--- RECORD LIST ---

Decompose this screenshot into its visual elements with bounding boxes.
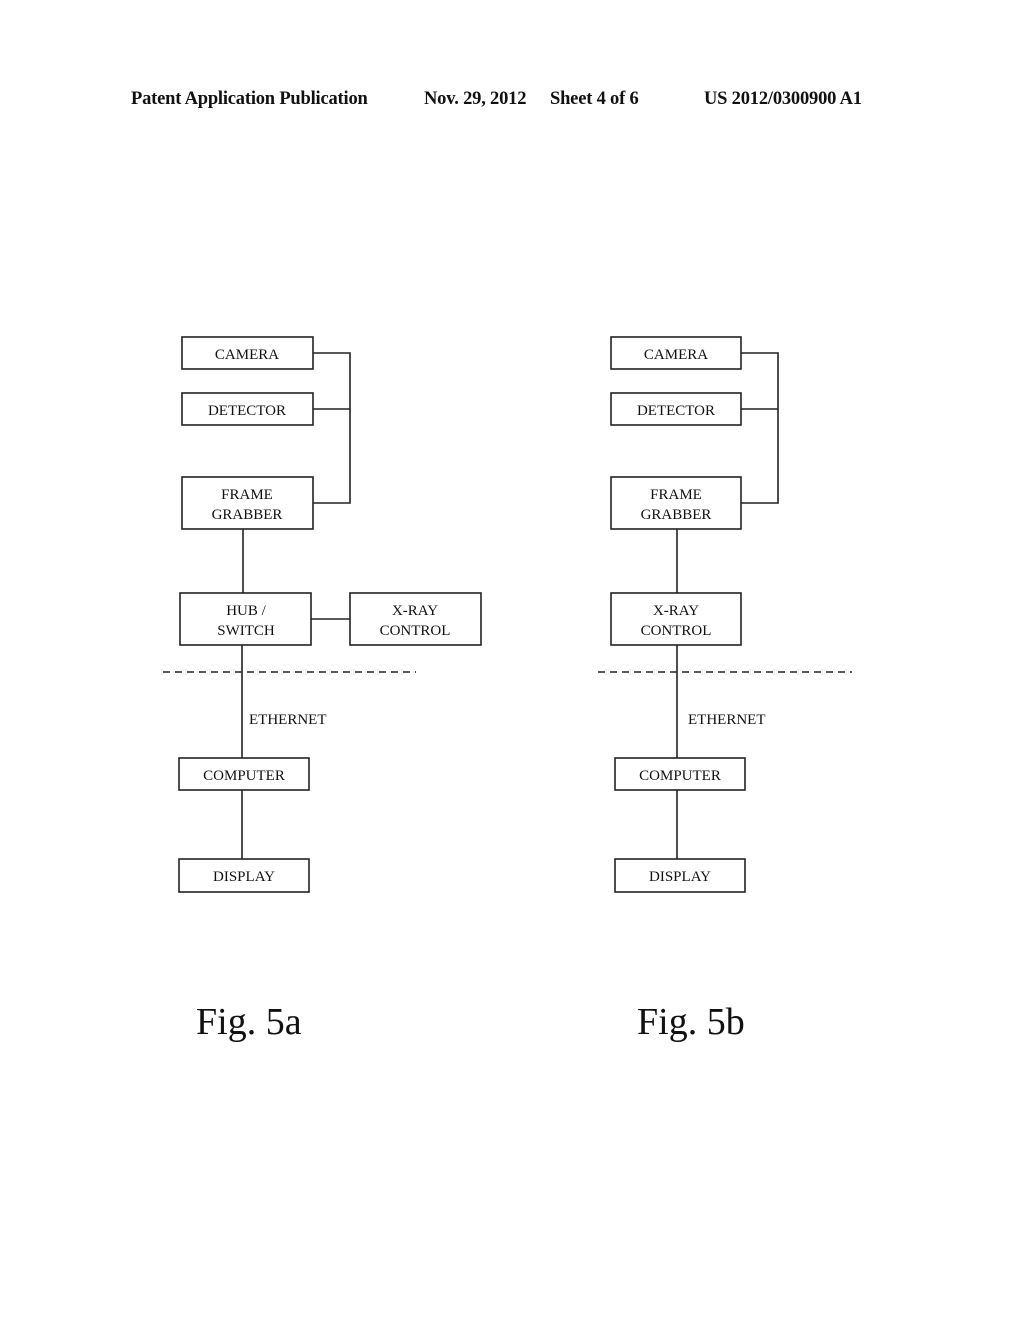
figure-5a: CAMERA DETECTOR FRAME GRABBER HUB / SWIT… [163,336,482,1043]
computer-block: COMPUTER [614,757,746,791]
computer-block: COMPUTER [178,757,310,791]
figure-5b: CAMERA DETECTOR FRAME GRABBER X-RAY CONT… [598,336,852,1043]
ethernet-label: ETHERNET [249,712,326,728]
ethernet-label: ETHERNET [688,712,765,728]
frame-grabber-label-line2: GRABBER [641,507,712,523]
display-label: DISPLAY [649,869,711,885]
display-block: DISPLAY [614,858,746,893]
xray-control-label-line2: CONTROL [641,623,712,639]
figure-caption-5b: Fig. 5b [637,1001,745,1043]
camera-label: CAMERA [215,347,279,363]
figure-caption-5a: Fig. 5a [196,1001,302,1043]
camera-label: CAMERA [644,347,708,363]
frame-grabber-block: FRAME GRABBER [610,476,742,530]
camera-block: CAMERA [181,336,314,370]
hub-switch-block: HUB / SWITCH [179,592,312,646]
xray-control-block: X-RAY CONTROL [610,592,742,646]
xray-control-label-line2: CONTROL [380,623,451,639]
detector-block: DETECTOR [181,392,314,426]
xray-control-block: X-RAY CONTROL [349,592,482,646]
detector-block: DETECTOR [610,392,742,426]
xray-control-label-line1: X-RAY [653,603,699,619]
hub-switch-label-line2: SWITCH [217,623,275,639]
display-block: DISPLAY [178,858,310,893]
detector-label: DETECTOR [637,403,715,419]
computer-label: COMPUTER [203,768,285,784]
frame-grabber-block: FRAME GRABBER [181,476,314,530]
connector-camera-to-frame-grabber [741,352,779,504]
hub-switch-label-line1: HUB / [226,603,266,619]
frame-grabber-label-line1: FRAME [650,487,702,503]
frame-grabber-label-line1: FRAME [221,487,273,503]
frame-grabber-label-line2: GRABBER [212,507,283,523]
camera-block: CAMERA [610,336,742,370]
connector-camera-to-frame-grabber [313,352,351,504]
detector-label: DETECTOR [208,403,286,419]
block-diagram: CAMERA DETECTOR FRAME GRABBER HUB / SWIT… [163,336,852,1043]
computer-label: COMPUTER [639,768,721,784]
xray-control-label-line1: X-RAY [392,603,438,619]
display-label: DISPLAY [213,869,275,885]
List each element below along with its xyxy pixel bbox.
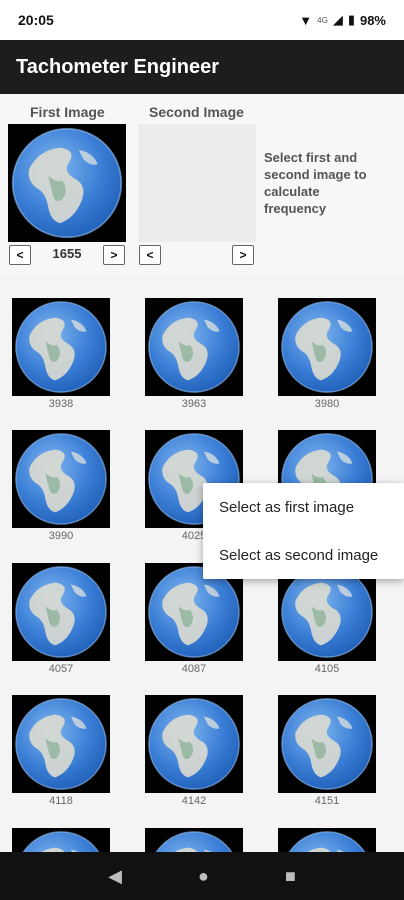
globe-image: [145, 298, 243, 396]
frame-label: 4118: [49, 795, 73, 807]
system-nav-bar: ◀ ● ■: [0, 852, 404, 900]
frame-tile[interactable]: 3938: [12, 298, 110, 412]
recents-icon[interactable]: ■: [285, 866, 296, 887]
globe-image: [8, 124, 126, 242]
battery-level: 98%: [359, 12, 386, 28]
select-second-image-item[interactable]: Select as second image: [203, 531, 404, 579]
globe-image: [145, 828, 243, 852]
frame-tile[interactable]: 4151: [278, 695, 376, 809]
selection-panel: First Image Second Image < 1655 > < > Se…: [0, 94, 404, 274]
globe-image: [12, 828, 110, 852]
globe-image: [145, 695, 243, 793]
frame-label: 4057: [48, 663, 74, 675]
frame-tile[interactable]: 4142: [145, 695, 243, 809]
globe-image: [12, 430, 110, 528]
status-icons: ▼ 4G ◢ ▮ 98%: [299, 12, 386, 28]
back-icon[interactable]: ◀: [108, 866, 122, 887]
frame-tile[interactable]: 3990: [12, 430, 110, 544]
status-bar: 20:05 ▼ 4G ◢ ▮ 98%: [0, 0, 404, 40]
frame-tile[interactable]: [145, 828, 243, 852]
app-bar: Tachometer Engineer: [0, 40, 404, 94]
frame-label: 3980: [314, 398, 340, 410]
frame-tile[interactable]: 4118: [12, 695, 110, 809]
first-next-button[interactable]: >: [103, 245, 125, 265]
frame-label: 3990: [48, 530, 74, 542]
globe-image: [278, 828, 376, 852]
frame-label: 4142: [181, 795, 207, 807]
home-icon[interactable]: ●: [198, 866, 209, 887]
second-prev-button[interactable]: <: [139, 245, 161, 265]
instruction-text: Select first and second image to calcula…: [264, 150, 367, 216]
frame-tile[interactable]: 3963: [145, 298, 243, 412]
globe-image: [12, 298, 110, 396]
frame-label: 4105: [314, 663, 340, 675]
battery-icon: ▮: [347, 12, 355, 27]
frame-tile[interactable]: [278, 828, 376, 852]
network-type: 4G: [317, 15, 328, 25]
frame-tile[interactable]: 4087: [145, 563, 243, 677]
globe-image: [12, 563, 110, 661]
frame-tile[interactable]: [12, 828, 110, 852]
second-next-button[interactable]: >: [232, 245, 254, 265]
first-frame-number: 1655: [52, 246, 82, 261]
status-time: 20:05: [18, 12, 54, 28]
second-image-label: Second Image: [149, 104, 244, 120]
frame-tile[interactable]: 3980: [278, 298, 376, 412]
app-title: Tachometer Engineer: [16, 55, 220, 78]
frame-tile[interactable]: 4105: [278, 563, 376, 677]
context-menu: Select as first image Select as second i…: [203, 483, 404, 579]
globe-image: [278, 695, 376, 793]
signal-icon: ◢: [332, 12, 343, 27]
first-prev-button[interactable]: <: [9, 245, 31, 265]
first-image-label: First Image: [30, 104, 105, 120]
wifi-icon: ▼: [299, 12, 313, 28]
globe-image: [278, 298, 376, 396]
frame-tile[interactable]: 4057: [12, 563, 110, 677]
first-image-preview[interactable]: [8, 124, 126, 242]
frame-label: 4087: [181, 663, 207, 675]
frame-label: 3938: [48, 398, 74, 410]
second-image-preview[interactable]: [138, 124, 256, 242]
select-first-image-item[interactable]: Select as first image: [203, 483, 404, 531]
frame-label: 3963: [181, 398, 207, 410]
frame-label: 4151: [314, 795, 340, 807]
globe-image: [12, 695, 110, 793]
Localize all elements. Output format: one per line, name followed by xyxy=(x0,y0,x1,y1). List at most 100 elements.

---

## TASK REQUIREMENTS
Write out all of the data above word for word, leaving out the pictures.

## THE RESULT
Decompose this screenshot into its visual elements with bounding boxes.
figure-5a: CAMERA DETECTOR FRAME GRABBER HUB / SWIT… [163,336,482,1043]
computer-block: COMPUTER [614,757,746,791]
computer-block: COMPUTER [178,757,310,791]
figure-5b: CAMERA DETECTOR FRAME GRABBER X-RAY CONT… [598,336,852,1043]
ethernet-label: ETHERNET [249,712,326,728]
ethernet-label: ETHERNET [688,712,765,728]
frame-grabber-label-line2: GRABBER [641,507,712,523]
display-label: DISPLAY [649,869,711,885]
display-block: DISPLAY [614,858,746,893]
xray-control-label-line2: CONTROL [641,623,712,639]
figure-caption-5b: Fig. 5b [637,1001,745,1043]
camera-label: CAMERA [215,347,279,363]
figure-caption-5a: Fig. 5a [196,1001,302,1043]
camera-label: CAMERA [644,347,708,363]
frame-grabber-block: FRAME GRABBER [610,476,742,530]
camera-block: CAMERA [181,336,314,370]
hub-switch-block: HUB / SWITCH [179,592,312,646]
xray-control-block: X-RAY CONTROL [610,592,742,646]
xray-control-label-line2: CONTROL [380,623,451,639]
detector-block: DETECTOR [181,392,314,426]
xray-control-block: X-RAY CONTROL [349,592,482,646]
detector-block: DETECTOR [610,392,742,426]
xray-control-label-line1: X-RAY [653,603,699,619]
hub-switch-label-line2: SWITCH [217,623,275,639]
display-block: DISPLAY [178,858,310,893]
detector-label: DETECTOR [637,403,715,419]
computer-label: COMPUTER [203,768,285,784]
frame-grabber-block: FRAME GRABBER [181,476,314,530]
connector-camera-to-frame-grabber [741,352,779,504]
hub-switch-label-line1: HUB / [226,603,266,619]
frame-grabber-label-line1: FRAME [650,487,702,503]
frame-grabber-label-line1: FRAME [221,487,273,503]
frame-grabber-label-line2: GRABBER [212,507,283,523]
camera-block: CAMERA [610,336,742,370]
connector-camera-to-frame-grabber [313,352,351,504]
detector-label: DETECTOR [208,403,286,419]
block-diagram: CAMERA DETECTOR FRAME GRABBER HUB / SWIT… [163,336,852,1043]
computer-label: COMPUTER [639,768,721,784]
xray-control-label-line1: X-RAY [392,603,438,619]
display-label: DISPLAY [213,869,275,885]
List each element below along with its xyxy pixel bbox.
globe-image: [145, 298, 243, 396]
frame-label: 4118: [49, 795, 73, 807]
system-nav-bar: ◀ ● ■: [0, 852, 404, 900]
frame-tile[interactable]: 3938: [12, 298, 110, 412]
recents-icon[interactable]: ■: [285, 866, 296, 887]
globe-image: [8, 124, 126, 242]
battery-level: 98%: [359, 12, 386, 28]
select-second-image-item[interactable]: Select as second image: [203, 531, 404, 579]
globe-image: [145, 828, 243, 852]
frame-tile[interactable]: 4151: [278, 695, 376, 809]
selection-panel: First Image Second Image < 1655 > < > Se…: [0, 94, 404, 274]
globe-image: [12, 828, 110, 852]
globe-image: [145, 695, 243, 793]
frame-label: 4057: [48, 663, 74, 675]
frame-tile[interactable]: 4142: [145, 695, 243, 809]
globe-image: [12, 430, 110, 528]
status-icons: ▼ 4G ◢ ▮ 98%: [299, 12, 386, 28]
back-icon[interactable]: ◀: [108, 866, 122, 887]
frame-tile[interactable]: 3990: [12, 430, 110, 544]
status-bar: 20:05 ▼ 4G ◢ ▮ 98%: [0, 0, 404, 40]
frame-tile[interactable]: [145, 828, 243, 852]
app-bar: Tachometer Engineer: [0, 40, 404, 94]
frame-label: 3980: [314, 398, 340, 410]
frame-tile[interactable]: 4118: [12, 695, 110, 809]
first-next-button[interactable]: >: [103, 245, 125, 265]
frame-label: 3990: [48, 530, 74, 542]
globe-image: [278, 828, 376, 852]
frame-label: 4142: [181, 795, 207, 807]
home-icon[interactable]: ●: [198, 866, 209, 887]
second-prev-button[interactable]: <: [139, 245, 161, 265]
instruction-text: Select first and second image to calcula…: [264, 150, 367, 216]
frame-tile[interactable]: 3963: [145, 298, 243, 412]
globe-image: [12, 298, 110, 396]
frame-label: 4105: [314, 663, 340, 675]
battery-icon: ▮: [347, 12, 355, 27]
frame-tile[interactable]: [278, 828, 376, 852]
network-type: 4G: [317, 15, 328, 25]
frame-tile[interactable]: 4087: [145, 563, 243, 677]
globe-image: [12, 563, 110, 661]
frame-tile[interactable]: [12, 828, 110, 852]
second-next-button[interactable]: >: [232, 245, 254, 265]
first-frame-number: 1655: [52, 246, 82, 261]
status-time: 20:05: [18, 12, 54, 28]
second-image-label: Second Image: [149, 104, 244, 120]
frame-tile[interactable]: 3980: [278, 298, 376, 412]
app-title: Tachometer Engineer: [16, 55, 220, 78]
frame-tile[interactable]: 4105: [278, 563, 376, 677]
context-menu: Select as first image Select as second i…: [203, 483, 404, 579]
globe-image: [278, 695, 376, 793]
signal-icon: ◢: [332, 12, 343, 27]
first-prev-button[interactable]: <: [9, 245, 31, 265]
first-image-label: First Image: [30, 104, 105, 120]
wifi-icon: ▼: [299, 12, 313, 28]
globe-image: [278, 298, 376, 396]
frame-tile[interactable]: 4057: [12, 563, 110, 677]
first-image-preview[interactable]: [8, 124, 126, 242]
frame-label: 4087: [181, 663, 207, 675]
frame-label: 3938: [48, 398, 74, 410]
second-image-preview[interactable]: [138, 124, 256, 242]
select-first-image-item[interactable]: Select as first image: [203, 483, 404, 531]
frame-label: 3963: [181, 398, 207, 410]
frame-label: 4151: [314, 795, 340, 807]
globe-image: [12, 695, 110, 793]
Localize all elements. Output format: one per line, name followed by xyxy=(x0,y0,x1,y1). List at most 100 elements.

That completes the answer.